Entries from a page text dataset
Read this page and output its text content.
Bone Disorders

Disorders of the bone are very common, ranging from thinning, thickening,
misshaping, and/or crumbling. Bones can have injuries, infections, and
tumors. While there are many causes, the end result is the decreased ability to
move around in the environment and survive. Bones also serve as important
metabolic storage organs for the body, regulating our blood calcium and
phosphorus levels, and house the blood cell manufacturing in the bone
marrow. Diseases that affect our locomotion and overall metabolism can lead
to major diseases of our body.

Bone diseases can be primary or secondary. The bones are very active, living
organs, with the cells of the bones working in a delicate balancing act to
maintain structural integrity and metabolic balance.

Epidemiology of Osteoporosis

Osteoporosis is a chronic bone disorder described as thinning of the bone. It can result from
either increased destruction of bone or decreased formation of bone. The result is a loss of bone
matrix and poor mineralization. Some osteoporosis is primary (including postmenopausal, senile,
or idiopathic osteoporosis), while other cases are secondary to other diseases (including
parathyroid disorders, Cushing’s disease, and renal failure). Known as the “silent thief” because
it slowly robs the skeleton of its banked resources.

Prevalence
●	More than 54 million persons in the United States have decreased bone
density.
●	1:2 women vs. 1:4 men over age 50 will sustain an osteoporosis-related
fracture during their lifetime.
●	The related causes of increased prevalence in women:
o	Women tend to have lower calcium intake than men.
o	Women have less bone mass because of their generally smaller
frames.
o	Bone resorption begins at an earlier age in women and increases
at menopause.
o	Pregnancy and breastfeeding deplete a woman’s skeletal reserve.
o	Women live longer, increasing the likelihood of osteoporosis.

» TASK DESCRIPTION
Every line above that carries the string "related" should be copied.

» REPLY TO THE EXERCISE
●	1:2 women vs. 1:4 men over age 50 will sustain an osteoporosis-related
●	The related causes of increased prevalence in women:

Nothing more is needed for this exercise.